--- Your instructions ---
Pull out every line below that holds the word "pixellab".

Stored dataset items
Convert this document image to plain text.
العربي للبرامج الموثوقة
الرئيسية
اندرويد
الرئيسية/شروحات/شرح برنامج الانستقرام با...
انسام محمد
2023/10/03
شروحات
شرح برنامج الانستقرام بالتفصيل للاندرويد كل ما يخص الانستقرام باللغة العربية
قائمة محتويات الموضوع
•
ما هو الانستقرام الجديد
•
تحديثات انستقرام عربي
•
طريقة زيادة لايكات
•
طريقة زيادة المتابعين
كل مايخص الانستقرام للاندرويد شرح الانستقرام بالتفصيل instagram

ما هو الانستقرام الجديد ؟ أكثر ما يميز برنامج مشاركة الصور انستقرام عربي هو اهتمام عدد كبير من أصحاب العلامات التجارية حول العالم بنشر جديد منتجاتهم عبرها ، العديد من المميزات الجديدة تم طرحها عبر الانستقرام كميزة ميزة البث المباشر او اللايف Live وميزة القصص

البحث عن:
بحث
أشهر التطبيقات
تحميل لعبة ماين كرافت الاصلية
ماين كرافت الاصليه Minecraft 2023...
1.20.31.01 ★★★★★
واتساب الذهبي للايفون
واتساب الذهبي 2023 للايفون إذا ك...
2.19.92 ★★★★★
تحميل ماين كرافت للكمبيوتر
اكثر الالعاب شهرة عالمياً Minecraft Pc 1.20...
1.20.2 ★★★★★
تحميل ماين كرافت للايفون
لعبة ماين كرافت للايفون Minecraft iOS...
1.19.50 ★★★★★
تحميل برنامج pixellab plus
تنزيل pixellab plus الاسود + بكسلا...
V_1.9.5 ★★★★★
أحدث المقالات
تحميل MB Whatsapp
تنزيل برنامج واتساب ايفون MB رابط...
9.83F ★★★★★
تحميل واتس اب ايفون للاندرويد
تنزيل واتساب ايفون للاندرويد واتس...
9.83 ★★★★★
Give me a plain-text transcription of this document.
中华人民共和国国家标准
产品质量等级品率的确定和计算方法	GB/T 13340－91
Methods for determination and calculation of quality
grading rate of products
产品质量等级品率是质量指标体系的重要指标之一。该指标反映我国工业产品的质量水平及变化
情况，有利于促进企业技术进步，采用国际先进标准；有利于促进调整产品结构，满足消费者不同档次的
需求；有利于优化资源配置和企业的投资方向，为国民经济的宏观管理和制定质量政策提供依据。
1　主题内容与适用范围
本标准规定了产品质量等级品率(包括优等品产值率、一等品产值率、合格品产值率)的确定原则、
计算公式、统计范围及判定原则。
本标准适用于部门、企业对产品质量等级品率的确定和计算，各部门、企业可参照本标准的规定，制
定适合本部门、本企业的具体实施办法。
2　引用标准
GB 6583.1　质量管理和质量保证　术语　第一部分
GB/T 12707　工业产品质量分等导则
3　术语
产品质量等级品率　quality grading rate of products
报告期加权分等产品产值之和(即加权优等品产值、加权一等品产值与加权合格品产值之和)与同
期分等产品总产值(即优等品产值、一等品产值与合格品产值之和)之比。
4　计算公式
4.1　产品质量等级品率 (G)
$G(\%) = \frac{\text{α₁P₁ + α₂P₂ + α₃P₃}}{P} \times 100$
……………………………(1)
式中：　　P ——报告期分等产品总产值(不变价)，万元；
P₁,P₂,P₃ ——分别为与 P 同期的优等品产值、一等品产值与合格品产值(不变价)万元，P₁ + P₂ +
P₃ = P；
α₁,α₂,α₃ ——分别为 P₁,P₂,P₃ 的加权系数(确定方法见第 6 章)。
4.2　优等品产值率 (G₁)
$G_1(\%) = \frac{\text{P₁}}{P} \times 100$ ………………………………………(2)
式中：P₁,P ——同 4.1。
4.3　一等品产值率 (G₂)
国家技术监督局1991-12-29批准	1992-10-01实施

* * *

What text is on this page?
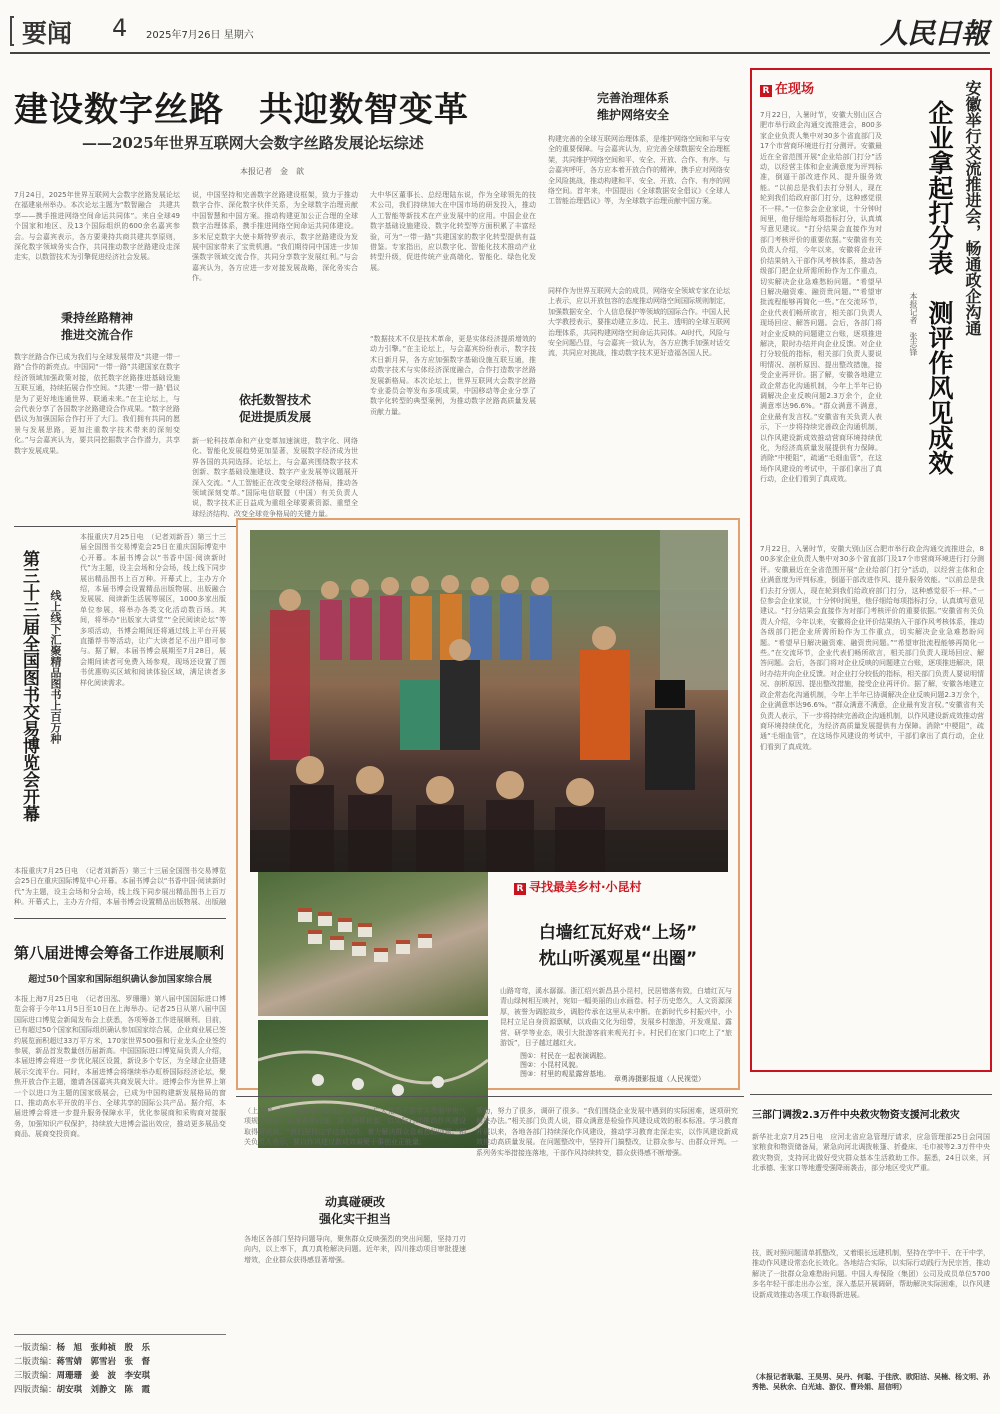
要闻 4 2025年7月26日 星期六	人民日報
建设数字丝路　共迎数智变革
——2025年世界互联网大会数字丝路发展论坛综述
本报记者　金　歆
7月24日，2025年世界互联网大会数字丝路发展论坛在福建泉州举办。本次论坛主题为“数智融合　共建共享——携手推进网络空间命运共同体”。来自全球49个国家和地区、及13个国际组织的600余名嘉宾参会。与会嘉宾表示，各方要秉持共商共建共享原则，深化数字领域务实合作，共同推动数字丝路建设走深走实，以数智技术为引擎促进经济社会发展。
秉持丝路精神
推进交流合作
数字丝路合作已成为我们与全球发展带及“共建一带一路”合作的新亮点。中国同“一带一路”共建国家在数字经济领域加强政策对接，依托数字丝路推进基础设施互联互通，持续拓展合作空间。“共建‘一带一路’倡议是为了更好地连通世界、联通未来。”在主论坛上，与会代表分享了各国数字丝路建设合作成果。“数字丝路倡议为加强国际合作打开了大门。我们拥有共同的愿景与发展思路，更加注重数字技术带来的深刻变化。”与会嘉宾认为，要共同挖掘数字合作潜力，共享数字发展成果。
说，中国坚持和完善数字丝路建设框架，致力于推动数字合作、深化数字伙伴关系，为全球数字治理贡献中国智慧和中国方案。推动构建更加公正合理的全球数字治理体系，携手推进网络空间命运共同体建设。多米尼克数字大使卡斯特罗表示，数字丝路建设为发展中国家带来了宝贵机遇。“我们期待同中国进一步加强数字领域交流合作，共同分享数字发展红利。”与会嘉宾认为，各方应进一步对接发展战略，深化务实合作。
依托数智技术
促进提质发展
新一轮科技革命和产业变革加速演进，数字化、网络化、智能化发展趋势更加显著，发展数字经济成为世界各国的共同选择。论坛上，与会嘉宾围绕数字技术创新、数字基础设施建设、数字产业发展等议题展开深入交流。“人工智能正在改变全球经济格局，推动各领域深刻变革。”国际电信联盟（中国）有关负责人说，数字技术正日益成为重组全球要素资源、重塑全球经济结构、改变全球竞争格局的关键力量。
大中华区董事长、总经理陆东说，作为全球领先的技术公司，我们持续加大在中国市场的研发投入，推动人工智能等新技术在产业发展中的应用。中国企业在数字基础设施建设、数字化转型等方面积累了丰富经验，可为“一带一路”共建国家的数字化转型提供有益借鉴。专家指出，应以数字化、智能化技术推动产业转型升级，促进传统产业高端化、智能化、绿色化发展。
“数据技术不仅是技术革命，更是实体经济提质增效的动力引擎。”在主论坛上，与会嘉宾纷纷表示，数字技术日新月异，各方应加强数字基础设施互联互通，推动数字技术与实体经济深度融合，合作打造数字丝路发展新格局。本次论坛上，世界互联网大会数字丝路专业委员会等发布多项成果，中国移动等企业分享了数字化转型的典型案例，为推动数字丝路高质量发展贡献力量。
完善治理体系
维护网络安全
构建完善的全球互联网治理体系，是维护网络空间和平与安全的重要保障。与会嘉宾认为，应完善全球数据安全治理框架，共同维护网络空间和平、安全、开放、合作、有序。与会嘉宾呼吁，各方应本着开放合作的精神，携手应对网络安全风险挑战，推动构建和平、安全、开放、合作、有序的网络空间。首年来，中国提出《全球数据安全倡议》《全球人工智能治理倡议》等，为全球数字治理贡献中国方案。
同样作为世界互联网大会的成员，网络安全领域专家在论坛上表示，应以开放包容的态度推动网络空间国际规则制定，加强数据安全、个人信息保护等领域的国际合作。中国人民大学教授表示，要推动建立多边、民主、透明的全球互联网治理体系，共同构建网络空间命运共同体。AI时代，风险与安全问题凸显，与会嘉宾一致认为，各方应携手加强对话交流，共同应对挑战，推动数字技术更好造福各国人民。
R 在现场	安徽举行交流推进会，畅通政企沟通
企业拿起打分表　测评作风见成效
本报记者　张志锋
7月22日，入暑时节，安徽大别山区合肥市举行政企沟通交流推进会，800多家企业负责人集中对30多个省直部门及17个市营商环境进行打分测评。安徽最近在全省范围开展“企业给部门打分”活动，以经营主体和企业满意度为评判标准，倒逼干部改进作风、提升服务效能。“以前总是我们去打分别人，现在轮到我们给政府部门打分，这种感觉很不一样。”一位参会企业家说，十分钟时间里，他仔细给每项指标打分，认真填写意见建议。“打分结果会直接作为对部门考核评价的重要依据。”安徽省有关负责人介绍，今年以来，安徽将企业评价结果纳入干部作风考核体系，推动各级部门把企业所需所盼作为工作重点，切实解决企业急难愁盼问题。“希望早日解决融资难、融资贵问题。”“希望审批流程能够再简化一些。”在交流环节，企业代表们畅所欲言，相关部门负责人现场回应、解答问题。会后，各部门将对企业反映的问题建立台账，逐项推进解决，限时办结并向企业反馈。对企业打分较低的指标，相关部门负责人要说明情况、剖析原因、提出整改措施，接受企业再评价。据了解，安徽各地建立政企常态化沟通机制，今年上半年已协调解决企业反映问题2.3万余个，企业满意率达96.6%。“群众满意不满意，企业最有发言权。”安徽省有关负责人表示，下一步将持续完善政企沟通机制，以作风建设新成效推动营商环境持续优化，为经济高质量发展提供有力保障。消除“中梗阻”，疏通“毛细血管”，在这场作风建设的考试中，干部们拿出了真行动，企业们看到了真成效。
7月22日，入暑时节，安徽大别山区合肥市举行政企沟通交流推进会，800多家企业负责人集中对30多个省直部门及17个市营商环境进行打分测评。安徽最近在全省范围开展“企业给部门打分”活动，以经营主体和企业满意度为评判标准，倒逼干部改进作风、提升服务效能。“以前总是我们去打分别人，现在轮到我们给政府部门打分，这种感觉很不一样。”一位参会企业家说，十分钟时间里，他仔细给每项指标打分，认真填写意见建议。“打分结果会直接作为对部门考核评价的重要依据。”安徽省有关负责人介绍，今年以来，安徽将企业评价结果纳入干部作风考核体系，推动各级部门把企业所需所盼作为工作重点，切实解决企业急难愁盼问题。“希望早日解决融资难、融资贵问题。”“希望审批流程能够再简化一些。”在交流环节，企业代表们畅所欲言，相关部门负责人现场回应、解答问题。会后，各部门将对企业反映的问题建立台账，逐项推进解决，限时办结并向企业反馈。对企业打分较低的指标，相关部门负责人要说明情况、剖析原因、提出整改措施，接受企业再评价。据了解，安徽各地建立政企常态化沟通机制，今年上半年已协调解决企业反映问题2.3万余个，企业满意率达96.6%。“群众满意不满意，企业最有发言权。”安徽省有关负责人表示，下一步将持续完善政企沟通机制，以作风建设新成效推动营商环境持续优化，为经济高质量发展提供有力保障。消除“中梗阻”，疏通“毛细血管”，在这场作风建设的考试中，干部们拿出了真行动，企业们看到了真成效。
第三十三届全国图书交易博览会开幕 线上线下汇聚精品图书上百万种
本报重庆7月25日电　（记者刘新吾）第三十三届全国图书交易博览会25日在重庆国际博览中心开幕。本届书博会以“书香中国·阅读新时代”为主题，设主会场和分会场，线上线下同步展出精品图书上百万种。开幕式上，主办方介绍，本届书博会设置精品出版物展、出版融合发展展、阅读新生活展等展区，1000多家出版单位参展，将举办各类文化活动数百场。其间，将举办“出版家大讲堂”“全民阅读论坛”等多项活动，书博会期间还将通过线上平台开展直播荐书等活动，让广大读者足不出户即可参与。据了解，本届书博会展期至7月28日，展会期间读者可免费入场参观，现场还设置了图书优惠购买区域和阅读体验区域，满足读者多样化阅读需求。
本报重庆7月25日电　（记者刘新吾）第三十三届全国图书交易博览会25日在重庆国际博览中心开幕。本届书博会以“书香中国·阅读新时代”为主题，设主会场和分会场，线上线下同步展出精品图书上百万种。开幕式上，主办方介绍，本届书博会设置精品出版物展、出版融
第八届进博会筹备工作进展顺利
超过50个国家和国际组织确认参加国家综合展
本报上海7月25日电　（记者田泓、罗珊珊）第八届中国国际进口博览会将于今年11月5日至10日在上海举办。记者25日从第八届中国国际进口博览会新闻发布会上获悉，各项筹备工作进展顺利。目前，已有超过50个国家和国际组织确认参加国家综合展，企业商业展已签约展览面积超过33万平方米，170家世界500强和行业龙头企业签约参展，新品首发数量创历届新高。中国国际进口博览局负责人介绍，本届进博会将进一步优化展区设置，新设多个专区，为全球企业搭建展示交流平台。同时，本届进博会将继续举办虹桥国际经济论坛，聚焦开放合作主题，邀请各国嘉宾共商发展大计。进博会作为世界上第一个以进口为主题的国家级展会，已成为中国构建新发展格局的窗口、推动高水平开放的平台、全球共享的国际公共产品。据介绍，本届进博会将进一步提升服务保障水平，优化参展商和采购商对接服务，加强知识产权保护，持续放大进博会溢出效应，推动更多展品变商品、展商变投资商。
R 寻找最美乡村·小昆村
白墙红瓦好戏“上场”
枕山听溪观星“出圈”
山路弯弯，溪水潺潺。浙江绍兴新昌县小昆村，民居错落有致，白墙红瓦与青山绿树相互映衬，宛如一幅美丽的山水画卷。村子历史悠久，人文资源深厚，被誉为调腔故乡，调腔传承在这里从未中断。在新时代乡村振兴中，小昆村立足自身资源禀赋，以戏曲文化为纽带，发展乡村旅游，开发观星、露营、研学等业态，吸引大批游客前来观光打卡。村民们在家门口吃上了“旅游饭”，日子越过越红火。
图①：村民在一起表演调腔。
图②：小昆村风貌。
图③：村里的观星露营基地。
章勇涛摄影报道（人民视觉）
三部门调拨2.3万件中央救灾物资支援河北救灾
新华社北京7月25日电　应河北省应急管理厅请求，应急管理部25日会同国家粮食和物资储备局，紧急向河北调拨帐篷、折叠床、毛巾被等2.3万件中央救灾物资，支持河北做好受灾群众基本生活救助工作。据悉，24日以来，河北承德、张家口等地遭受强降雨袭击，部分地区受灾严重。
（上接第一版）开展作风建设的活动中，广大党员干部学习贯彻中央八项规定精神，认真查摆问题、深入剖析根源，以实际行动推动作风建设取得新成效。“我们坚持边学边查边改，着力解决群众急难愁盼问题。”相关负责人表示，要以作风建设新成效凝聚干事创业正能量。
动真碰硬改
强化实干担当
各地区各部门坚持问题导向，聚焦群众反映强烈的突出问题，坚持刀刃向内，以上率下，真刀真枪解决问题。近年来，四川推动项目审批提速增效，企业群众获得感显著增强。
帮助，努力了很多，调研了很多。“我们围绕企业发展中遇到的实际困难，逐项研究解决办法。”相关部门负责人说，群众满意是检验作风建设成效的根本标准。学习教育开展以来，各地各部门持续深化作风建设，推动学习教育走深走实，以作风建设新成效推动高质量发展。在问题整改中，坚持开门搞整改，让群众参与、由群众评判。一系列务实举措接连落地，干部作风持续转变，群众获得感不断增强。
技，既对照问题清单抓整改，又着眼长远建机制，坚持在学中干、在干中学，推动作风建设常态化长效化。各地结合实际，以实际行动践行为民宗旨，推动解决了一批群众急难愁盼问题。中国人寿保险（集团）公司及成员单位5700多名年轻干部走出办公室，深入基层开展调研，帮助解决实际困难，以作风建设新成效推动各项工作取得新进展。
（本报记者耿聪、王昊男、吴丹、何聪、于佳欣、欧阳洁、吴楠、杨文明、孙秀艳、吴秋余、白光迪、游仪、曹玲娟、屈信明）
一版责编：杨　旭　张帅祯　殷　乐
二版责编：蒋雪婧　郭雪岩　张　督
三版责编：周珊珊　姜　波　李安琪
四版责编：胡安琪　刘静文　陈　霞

--- Full output ---
تحميل برنامج pixellab plus
تنزيل pixellab plus الاسود + بكسلا...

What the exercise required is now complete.